* What is expected *
Omit the pictures, please, and give each record below again exactly.
***** Dataset
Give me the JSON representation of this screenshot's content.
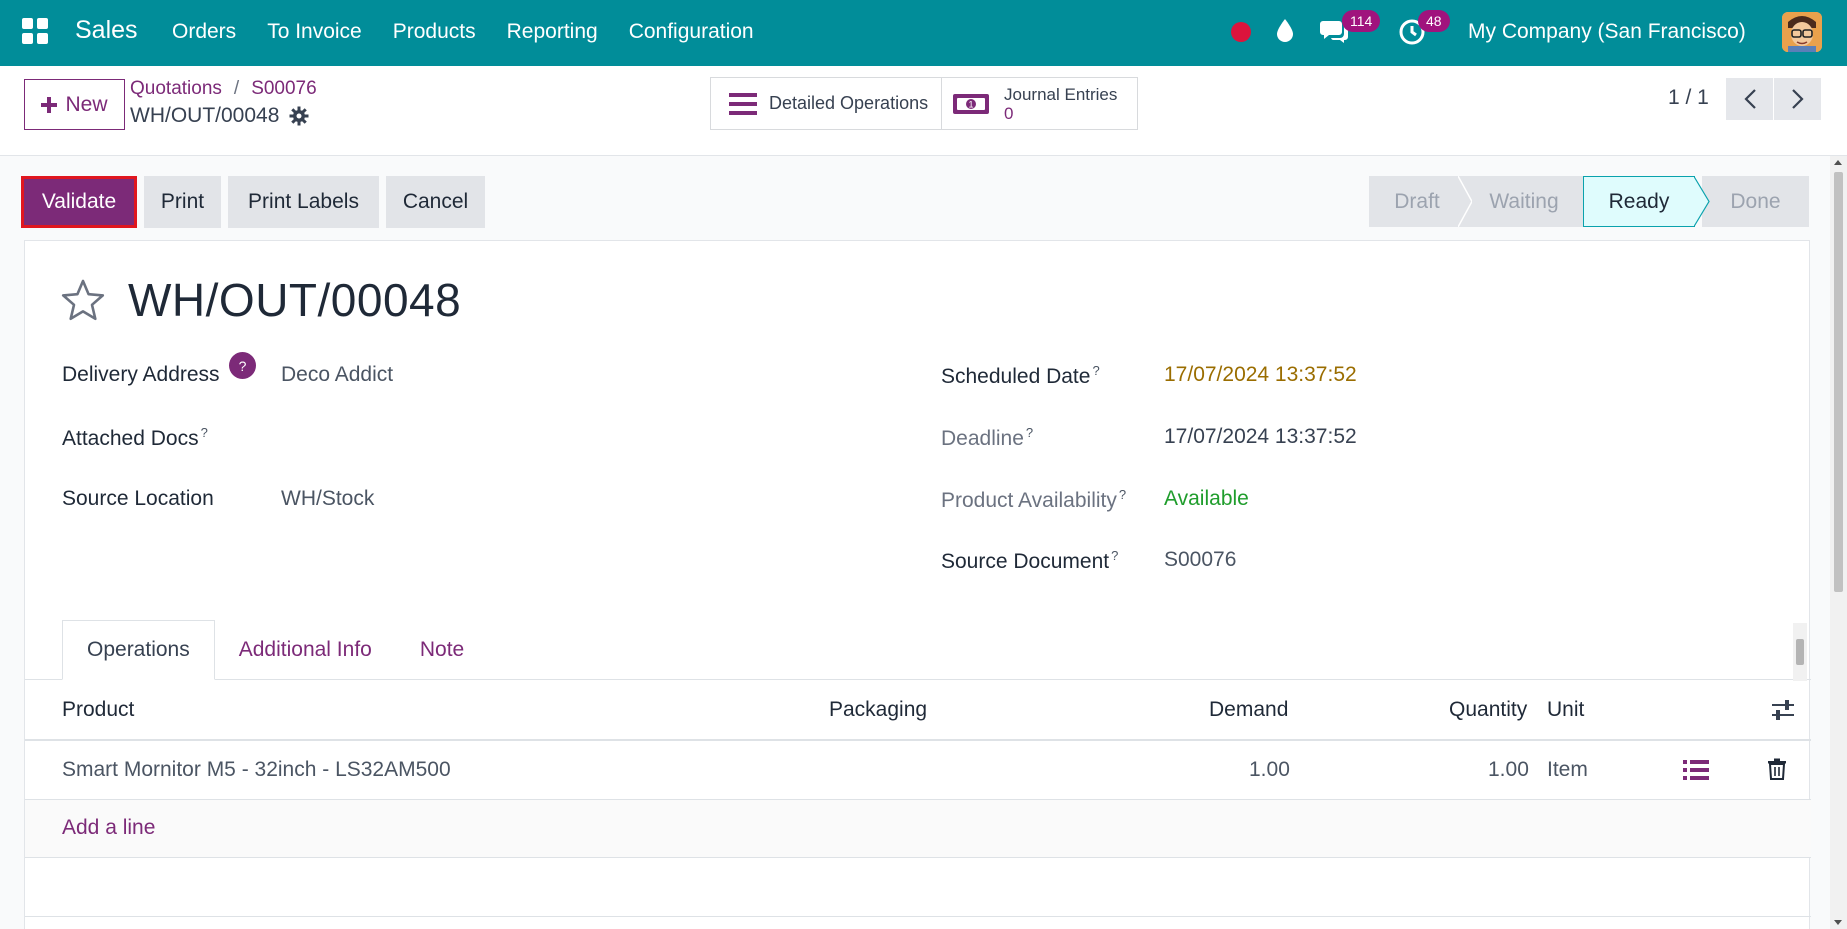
{
  "app": {
    "name": "Sales"
  },
  "menu": [
    "Orders",
    "To Invoice",
    "Products",
    "Reporting",
    "Configuration"
  ],
  "systray": {
    "chat_count": "114",
    "activity_count": "48",
    "company": "My Company (San Francisco)"
  },
  "control": {
    "new_label": "New",
    "breadcrumbs": [
      "Quotations",
      "S00076"
    ],
    "record": "WH/OUT/00048",
    "smart_buttons": {
      "ops_label": "Detailed Operations",
      "je_label": "Journal Entries",
      "je_count": "0"
    },
    "pager": "1 / 1"
  },
  "actions": {
    "validate": "Validate",
    "print": "Print",
    "print_labels": "Print Labels",
    "cancel": "Cancel"
  },
  "status": {
    "stages": [
      "Draft",
      "Waiting",
      "Ready",
      "Done"
    ],
    "current": "Ready"
  },
  "form": {
    "title": "WH/OUT/00048",
    "help_mark": "?",
    "left": {
      "delivery_address_label": "Delivery Address",
      "delivery_address": "Deco Addict",
      "attached_docs_label": "Attached Docs",
      "source_location_label": "Source Location",
      "source_location": "WH/Stock"
    },
    "right": {
      "scheduled_date_label": "Scheduled Date",
      "scheduled_date": "17/07/2024 13:37:52",
      "deadline_label": "Deadline",
      "deadline": "17/07/2024 13:37:52",
      "availability_label": "Product Availability",
      "availability": "Available",
      "source_document_label": "Source Document",
      "source_document": "S00076"
    },
    "tabs": [
      "Operations",
      "Additional Info",
      "Note"
    ],
    "columns": {
      "product": "Product",
      "packaging": "Packaging",
      "demand": "Demand",
      "quantity": "Quantity",
      "unit": "Unit"
    },
    "lines": [
      {
        "product": "Smart Mornitor M5 - 32inch - LS32AM500",
        "packaging": "",
        "demand": "1.00",
        "quantity": "1.00",
        "unit": "Item"
      }
    ],
    "add_line": "Add a line"
  },
  "colors": {
    "topbar": "#018d99",
    "primary": "#7c2a78",
    "date_warning": "#9a6d00",
    "available": "#1f9d2c",
    "ready_stage": "#dffcfd"
  }
}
**********
* Completed task *
Give me the JSON representation of this screenshot's content.
{
  "app": {
    "name": "Sales"
  },
  "menu": [
    "Orders",
    "To Invoice",
    "Products",
    "Reporting",
    "Configuration"
  ],
  "systray": {
    "chat_count": "114",
    "activity_count": "48",
    "company": "My Company (San Francisco)"
  },
  "control": {
    "new_label": "New",
    "breadcrumbs": [
      "Quotations",
      "S00076"
    ],
    "record": "WH/OUT/00048",
    "smart_buttons": {
      "ops_label": "Detailed Operations",
      "je_label": "Journal Entries",
      "je_count": "0"
    },
    "pager": "1 / 1"
  },
  "actions": {
    "validate": "Validate",
    "print": "Print",
    "print_labels": "Print Labels",
    "cancel": "Cancel"
  },
  "status": {
    "stages": [
      "Draft",
      "Waiting",
      "Ready",
      "Done"
    ],
    "current": "Ready"
  },
  "form": {
    "title": "WH/OUT/00048",
    "help_mark": "?",
    "left": {
      "delivery_address_label": "Delivery Address",
      "delivery_address": "Deco Addict",
      "attached_docs_label": "Attached Docs",
      "source_location_label": "Source Location",
      "source_location": "WH/Stock"
    },
    "right": {
      "scheduled_date_label": "Scheduled Date",
      "scheduled_date": "17/07/2024 13:37:52",
      "deadline_label": "Deadline",
      "deadline": "17/07/2024 13:37:52",
      "availability_label": "Product Availability",
      "availability": "Available",
      "source_document_label": "Source Document",
      "source_document": "S00076"
    },
    "tabs": [
      "Operations",
      "Additional Info",
      "Note"
    ],
    "columns": {
      "product": "Product",
      "packaging": "Packaging",
      "demand": "Demand",
      "quantity": "Quantity",
      "unit": "Unit"
    },
    "lines": [
      {
        "product": "Smart Mornitor M5 - 32inch - LS32AM500",
        "packaging": "",
        "demand": "1.00",
        "quantity": "1.00",
        "unit": "Item"
      }
    ],
    "add_line": "Add a line"
  },
  "colors": {
    "topbar": "#018d99",
    "primary": "#7c2a78",
    "date_warning": "#9a6d00",
    "available": "#1f9d2c",
    "ready_stage": "#dffcfd"
  }
}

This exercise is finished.